*Exercise task*
Sort through the data and copy the lines holding the word "ابلاغ".

(Dataset entries)
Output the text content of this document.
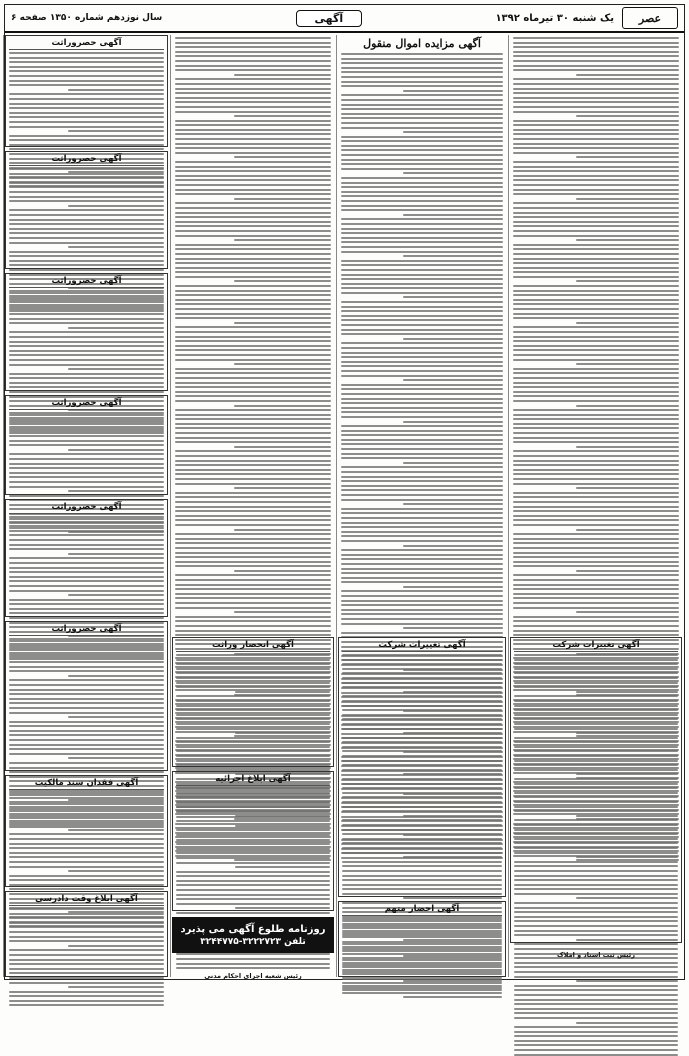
عصر
یک شنبه ۳۰ تیرماه ۱۳۹۲
آگهی
سال نوزدهم شماره ۱۳۵۰ صفحه ۶
آگهی تغییرات شرکت
رئیس ثبت اسناد و املاک
آگهی مزایده اموال منقول
آگهی تغییرات شرکت
آگهی احضار متهم
آگهی انحصار وراثت
آگهی ابلاغ اجرائیه
رئیس شعبه اجرای احکام مدنی
روزنامه طلوع آگهی می پذیرد
تلفن ۳۲۲۲۷۲۳-۳۲۴۴۷۷۵
آگهی حصروراثت
آگهی حصروراثت
آگهی حصروراثت
آگهی حصروراثت
آگهی حصروراثت
آگهی حصروراثت
آگهی فقدان سند مالکیت
آگهی ابلاغ وقت دادرسی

*The answer*
آگهی ابلاغ اجرائیه
آگهی ابلاغ وقت دادرسی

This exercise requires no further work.